TO DO |
Drop the pictures from the entries below, then reproduce the rest exactly.

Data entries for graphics
◆ ◆ ◆ ◆

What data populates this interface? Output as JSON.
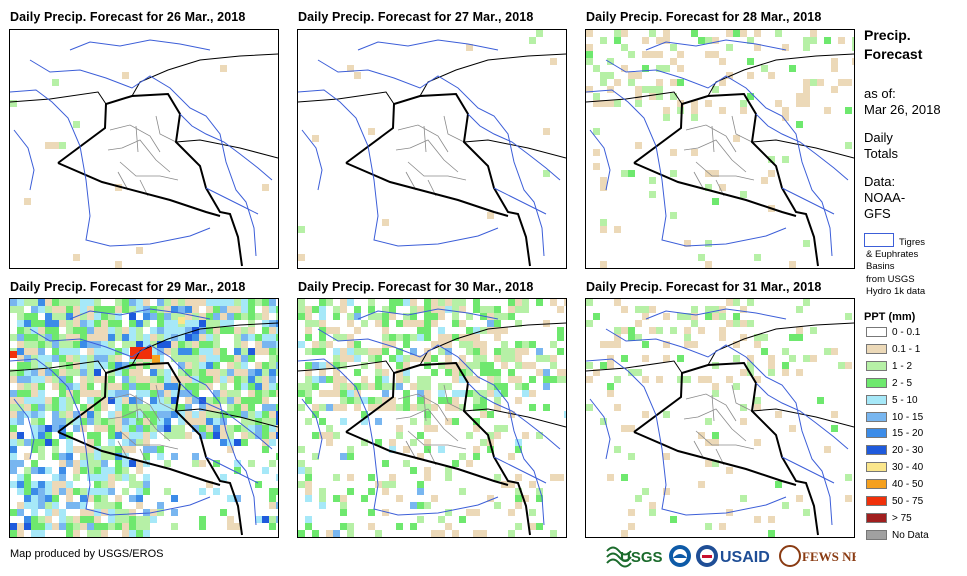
{
  "panels": [
    {
      "title": "Daily Precip. Forecast for 26 Mar., 2018",
      "intensity": 0
    },
    {
      "title": "Daily Precip. Forecast for 27 Mar., 2018",
      "intensity": 0
    },
    {
      "title": "Daily Precip. Forecast for 28 Mar., 2018",
      "intensity": 1
    },
    {
      "title": "Daily Precip. Forecast for 29 Mar., 2018",
      "intensity": 3
    },
    {
      "title": "Daily Precip. Forecast for 30 Mar., 2018",
      "intensity": 2
    },
    {
      "title": "Daily Precip. Forecast for 31 Mar., 2018",
      "intensity": 1
    }
  ],
  "sidebar": {
    "title_line1": "Precip.",
    "title_line2": "Forecast",
    "asof_label": "as of:",
    "asof_date": "Mar 26, 2018",
    "totals_line1": "Daily",
    "totals_line2": "Totals",
    "data_line1": "Data:",
    "data_line2": "NOAA-",
    "data_line3": "GFS",
    "basin_line1": "Tigres",
    "basin_line2": "& Euphrates",
    "basin_line3": "Basins",
    "basin_line4": "from USGS",
    "basin_line5": "Hydro 1k data",
    "basin_color": "#3c5ed8"
  },
  "legend": {
    "title": "PPT (mm)",
    "items": [
      {
        "label": "0 - 0.1",
        "color": "#ffffff"
      },
      {
        "label": "0.1 - 1",
        "color": "#ecd9b8"
      },
      {
        "label": "1 - 2",
        "color": "#b6f0a6"
      },
      {
        "label": "2 - 5",
        "color": "#6ee86e"
      },
      {
        "label": "5 - 10",
        "color": "#a6e8f8"
      },
      {
        "label": "10 - 15",
        "color": "#78b6f0"
      },
      {
        "label": "15 - 20",
        "color": "#3c8ce8"
      },
      {
        "label": "20 - 30",
        "color": "#1e5adc"
      },
      {
        "label": "30 - 40",
        "color": "#fae68c"
      },
      {
        "label": "40 - 50",
        "color": "#f5a01e"
      },
      {
        "label": "50 - 75",
        "color": "#f0300a"
      },
      {
        "label": "> 75",
        "color": "#a01e1e"
      },
      {
        "label": "No Data",
        "color": "#a0a0a0"
      }
    ]
  },
  "footer": {
    "credit": "Map produced by USGS/EROS"
  },
  "logos": {
    "usgs": "USGS",
    "usaid": "USAID",
    "fewsnet": "FEWS NET"
  }
}
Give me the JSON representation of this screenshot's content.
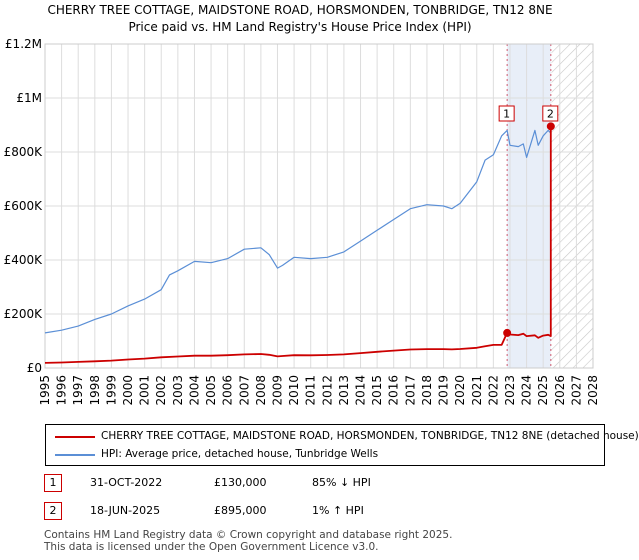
{
  "chart_data": {
    "type": "line",
    "title": "CHERRY TREE COTTAGE, MAIDSTONE ROAD, HORSMONDEN, TONBRIDGE, TN12 8NE",
    "subtitle": "Price paid vs. HM Land Registry's House Price Index (HPI)",
    "xlabel": "",
    "ylabel": "",
    "xlim": [
      1995,
      2028
    ],
    "ylim": [
      0,
      1200000
    ],
    "x_ticks": [
      "1995",
      "1996",
      "1997",
      "1998",
      "1999",
      "2000",
      "2001",
      "2002",
      "2003",
      "2004",
      "2005",
      "2006",
      "2007",
      "2008",
      "2009",
      "2010",
      "2011",
      "2012",
      "2013",
      "2014",
      "2015",
      "2016",
      "2017",
      "2018",
      "2019",
      "2020",
      "2021",
      "2022",
      "2023",
      "2024",
      "2025",
      "2026",
      "2027",
      "2028"
    ],
    "y_ticks": [
      {
        "value": 0,
        "label": "£0"
      },
      {
        "value": 200000,
        "label": "£200K"
      },
      {
        "value": 400000,
        "label": "£400K"
      },
      {
        "value": 600000,
        "label": "£600K"
      },
      {
        "value": 800000,
        "label": "£800K"
      },
      {
        "value": 1000000,
        "label": "£1M"
      },
      {
        "value": 1200000,
        "label": "£1.2M"
      }
    ],
    "grid": true,
    "forecast_start": 2025.5,
    "sale_period": [
      2022.83,
      2025.46
    ],
    "series": [
      {
        "name": "CHERRY TREE COTTAGE, MAIDSTONE ROAD, HORSMONDEN, TONBRIDGE, TN12 8NE (detached house)",
        "color": "#cc0000",
        "x": [
          1995.0,
          1996.0,
          1997.0,
          1998.0,
          1999.0,
          2000.0,
          2001.0,
          2002.0,
          2003.0,
          2004.0,
          2005.0,
          2006.0,
          2007.0,
          2008.0,
          2008.5,
          2009.0,
          2009.3,
          2010.0,
          2011.0,
          2012.0,
          2013.0,
          2014.0,
          2015.0,
          2016.0,
          2017.0,
          2018.0,
          2019.0,
          2019.5,
          2020.0,
          2021.0,
          2021.5,
          2022.0,
          2022.5,
          2022.83,
          2023.0,
          2023.5,
          2023.8,
          2024.0,
          2024.5,
          2024.7,
          2025.0,
          2025.3,
          2025.46,
          2025.46
        ],
        "values": [
          19000,
          20500,
          22500,
          25000,
          27500,
          31500,
          35000,
          39500,
          42500,
          45500,
          45500,
          47500,
          50500,
          52000,
          49000,
          43000,
          44500,
          47500,
          47000,
          48000,
          50500,
          55000,
          60000,
          64500,
          68500,
          70000,
          70000,
          69000,
          70500,
          75000,
          80500,
          85500,
          86000,
          130000,
          124000,
          122000,
          127000,
          118000,
          121000,
          112000,
          120000,
          123000,
          118000,
          895000
        ]
      },
      {
        "name": "HPI: Average price, detached house, Tunbridge Wells",
        "color": "#5b8fd6",
        "x": [
          1995.0,
          1996.0,
          1997.0,
          1998.0,
          1999.0,
          2000.0,
          2001.0,
          2002.0,
          2002.5,
          2003.0,
          2004.0,
          2005.0,
          2006.0,
          2007.0,
          2008.0,
          2008.5,
          2009.0,
          2009.3,
          2010.0,
          2011.0,
          2012.0,
          2013.0,
          2014.0,
          2015.0,
          2016.0,
          2017.0,
          2018.0,
          2019.0,
          2019.5,
          2020.0,
          2021.0,
          2021.5,
          2022.0,
          2022.5,
          2022.83,
          2023.0,
          2023.5,
          2023.8,
          2024.0,
          2024.5,
          2024.7,
          2025.0,
          2025.3,
          2025.46
        ],
        "values": [
          130000,
          140000,
          155000,
          180000,
          200000,
          230000,
          255000,
          290000,
          345000,
          360000,
          395000,
          390000,
          405000,
          440000,
          445000,
          420000,
          370000,
          380000,
          410000,
          405000,
          410000,
          430000,
          470000,
          510000,
          550000,
          590000,
          605000,
          600000,
          590000,
          610000,
          690000,
          770000,
          790000,
          860000,
          880000,
          825000,
          820000,
          830000,
          780000,
          880000,
          825000,
          860000,
          880000,
          870000
        ]
      }
    ],
    "sales": [
      {
        "label": "1",
        "x": 2022.83,
        "value": 130000
      },
      {
        "label": "2",
        "x": 2025.46,
        "value": 895000
      }
    ]
  },
  "legend": {
    "red_label": "CHERRY TREE COTTAGE, MAIDSTONE ROAD, HORSMONDEN, TONBRIDGE, TN12 8NE (detached house)",
    "blue_label": "HPI: Average price, detached house, Tunbridge Wells"
  },
  "sales_table": [
    {
      "num": "1",
      "date": "31-OCT-2022",
      "price": "£130,000",
      "hpi": "85% ↓ HPI"
    },
    {
      "num": "2",
      "date": "18-JUN-2025",
      "price": "£895,000",
      "hpi": "1% ↑ HPI"
    }
  ],
  "footer": {
    "line1": "Contains HM Land Registry data © Crown copyright and database right 2025.",
    "line2": "This data is licensed under the Open Government Licence v3.0."
  },
  "colors": {
    "red": "#cc0000",
    "blue": "#5b8fd6",
    "grid": "#dddddd",
    "shade": "#e8eef8"
  }
}
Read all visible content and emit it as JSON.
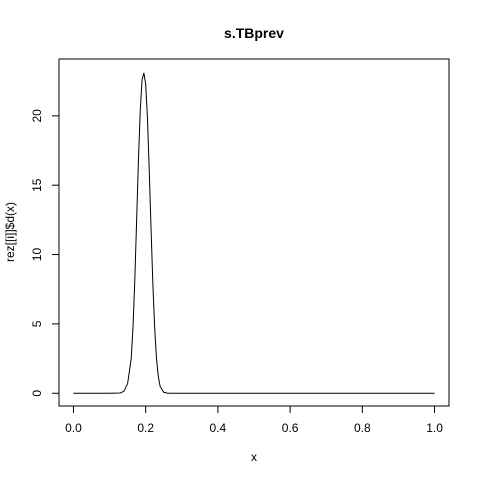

◆ ◆ ◆ ◆

REPLY TO THE TASK |
What data populates this interface? Output as JSON.
{
  "panels": [
    {
      "title": "Daily Precip. Forecast for 26 Mar., 2018",
      "intensity": 0
    },
    {
      "title": "Daily Precip. Forecast for 27 Mar., 2018",
      "intensity": 0
    },
    {
      "title": "Daily Precip. Forecast for 28 Mar., 2018",
      "intensity": 1
    },
    {
      "title": "Daily Precip. Forecast for 29 Mar., 2018",
      "intensity": 3
    },
    {
      "title": "Daily Precip. Forecast for 30 Mar., 2018",
      "intensity": 2
    },
    {
      "title": "Daily Precip. Forecast for 31 Mar., 2018",
      "intensity": 1
    }
  ],
  "sidebar": {
    "title_line1": "Precip.",
    "title_line2": "Forecast",
    "asof_label": "as of:",
    "asof_date": "Mar 26, 2018",
    "totals_line1": "Daily",
    "totals_line2": "Totals",
    "data_line1": "Data:",
    "data_line2": "NOAA-",
    "data_line3": "GFS",
    "basin_line1": "Tigres",
    "basin_line2": "& Euphrates",
    "basin_line3": "Basins",
    "basin_line4": "from USGS",
    "basin_line5": "Hydro 1k data",
    "basin_color": "#3c5ed8"
  },
  "legend": {
    "title": "PPT (mm)",
    "items": [
      {
        "label": "0 - 0.1",
        "color": "#ffffff"
      },
      {
        "label": "0.1 - 1",
        "color": "#ecd9b8"
      },
      {
        "label": "1 - 2",
        "color": "#b6f0a6"
      },
      {
        "label": "2 - 5",
        "color": "#6ee86e"
      },
      {
        "label": "5 - 10",
        "color": "#a6e8f8"
      },
      {
        "label": "10 - 15",
        "color": "#78b6f0"
      },
      {
        "label": "15 - 20",
        "color": "#3c8ce8"
      },
      {
        "label": "20 - 30",
        "color": "#1e5adc"
      },
      {
        "label": "30 - 40",
        "color": "#fae68c"
      },
      {
        "label": "40 - 50",
        "color": "#f5a01e"
      },
      {
        "label": "50 - 75",
        "color": "#f0300a"
      },
      {
        "label": "> 75",
        "color": "#a01e1e"
      },
      {
        "label": "No Data",
        "color": "#a0a0a0"
      }
    ]
  },
  "footer": {
    "credit": "Map produced by USGS/EROS"
  },
  "logos": {
    "usgs": "USGS",
    "usaid": "USAID",
    "fewsnet": "FEWS NET"
  }
}
Give me the JSON representation of this screenshot's content.
{
  "chart_data": {
    "type": "line",
    "title": "CHERRY TREE COTTAGE, MAIDSTONE ROAD, HORSMONDEN, TONBRIDGE, TN12 8NE",
    "subtitle": "Price paid vs. HM Land Registry's House Price Index (HPI)",
    "xlabel": "",
    "ylabel": "",
    "xlim": [
      1995,
      2028
    ],
    "ylim": [
      0,
      1200000
    ],
    "x_ticks": [
      "1995",
      "1996",
      "1997",
      "1998",
      "1999",
      "2000",
      "2001",
      "2002",
      "2003",
      "2004",
      "2005",
      "2006",
      "2007",
      "2008",
      "2009",
      "2010",
      "2011",
      "2012",
      "2013",
      "2014",
      "2015",
      "2016",
      "2017",
      "2018",
      "2019",
      "2020",
      "2021",
      "2022",
      "2023",
      "2024",
      "2025",
      "2026",
      "2027",
      "2028"
    ],
    "y_ticks": [
      {
        "value": 0,
        "label": "£0"
      },
      {
        "value": 200000,
        "label": "£200K"
      },
      {
        "value": 400000,
        "label": "£400K"
      },
      {
        "value": 600000,
        "label": "£600K"
      },
      {
        "value": 800000,
        "label": "£800K"
      },
      {
        "value": 1000000,
        "label": "£1M"
      },
      {
        "value": 1200000,
        "label": "£1.2M"
      }
    ],
    "grid": true,
    "forecast_start": 2025.5,
    "sale_period": [
      2022.83,
      2025.46
    ],
    "series": [
      {
        "name": "CHERRY TREE COTTAGE, MAIDSTONE ROAD, HORSMONDEN, TONBRIDGE, TN12 8NE (detached house)",
        "color": "#cc0000",
        "x": [
          1995.0,
          1996.0,
          1997.0,
          1998.0,
          1999.0,
          2000.0,
          2001.0,
          2002.0,
          2003.0,
          2004.0,
          2005.0,
          2006.0,
          2007.0,
          2008.0,
          2008.5,
          2009.0,
          2009.3,
          2010.0,
          2011.0,
          2012.0,
          2013.0,
          2014.0,
          2015.0,
          2016.0,
          2017.0,
          2018.0,
          2019.0,
          2019.5,
          2020.0,
          2021.0,
          2021.5,
          2022.0,
          2022.5,
          2022.83,
          2023.0,
          2023.5,
          2023.8,
          2024.0,
          2024.5,
          2024.7,
          2025.0,
          2025.3,
          2025.46,
          2025.46
        ],
        "values": [
          19000,
          20500,
          22500,
          25000,
          27500,
          31500,
          35000,
          39500,
          42500,
          45500,
          45500,
          47500,
          50500,
          52000,
          49000,
          43000,
          44500,
          47500,
          47000,
          48000,
          50500,
          55000,
          60000,
          64500,
          68500,
          70000,
          70000,
          69000,
          70500,
          75000,
          80500,
          85500,
          86000,
          130000,
          124000,
          122000,
          127000,
          118000,
          121000,
          112000,
          120000,
          123000,
          118000,
          895000
        ]
      },
      {
        "name": "HPI: Average price, detached house, Tunbridge Wells",
        "color": "#5b8fd6",
        "x": [
          1995.0,
          1996.0,
          1997.0,
          1998.0,
          1999.0,
          2000.0,
          2001.0,
          2002.0,
          2002.5,
          2003.0,
          2004.0,
          2005.0,
          2006.0,
          2007.0,
          2008.0,
          2008.5,
          2009.0,
          2009.3,
          2010.0,
          2011.0,
          2012.0,
          2013.0,
          2014.0,
          2015.0,
          2016.0,
          2017.0,
          2018.0,
          2019.0,
          2019.5,
          2020.0,
          2021.0,
          2021.5,
          2022.0,
          2022.5,
          2022.83,
          2023.0,
          2023.5,
          2023.8,
          2024.0,
          2024.5,
          2024.7,
          2025.0,
          2025.3,
          2025.46
        ],
        "values": [
          130000,
          140000,
          155000,
          180000,
          200000,
          230000,
          255000,
          290000,
          345000,
          360000,
          395000,
          390000,
          405000,
          440000,
          445000,
          420000,
          370000,
          380000,
          410000,
          405000,
          410000,
          430000,
          470000,
          510000,
          550000,
          590000,
          605000,
          600000,
          590000,
          610000,
          690000,
          770000,
          790000,
          860000,
          880000,
          825000,
          820000,
          830000,
          780000,
          880000,
          825000,
          860000,
          880000,
          870000
        ]
      }
    ],
    "sales": [
      {
        "label": "1",
        "x": 2022.83,
        "value": 130000
      },
      {
        "label": "2",
        "x": 2025.46,
        "value": 895000
      }
    ]
  },
  "legend": {
    "red_label": "CHERRY TREE COTTAGE, MAIDSTONE ROAD, HORSMONDEN, TONBRIDGE, TN12 8NE (detached house)",
    "blue_label": "HPI: Average price, detached house, Tunbridge Wells"
  },
  "sales_table": [
    {
      "num": "1",
      "date": "31-OCT-2022",
      "price": "£130,000",
      "hpi": "85% ↓ HPI"
    },
    {
      "num": "2",
      "date": "18-JUN-2025",
      "price": "£895,000",
      "hpi": "1% ↑ HPI"
    }
  ],
  "footer": {
    "line1": "Contains HM Land Registry data © Crown copyright and database right 2025.",
    "line2": "This data is licensed under the Open Government Licence v3.0."
  },
  "colors": {
    "red": "#cc0000",
    "blue": "#5b8fd6",
    "grid": "#dddddd",
    "shade": "#e8eef8"
  }
}
Read all visible content and emit it as JSON.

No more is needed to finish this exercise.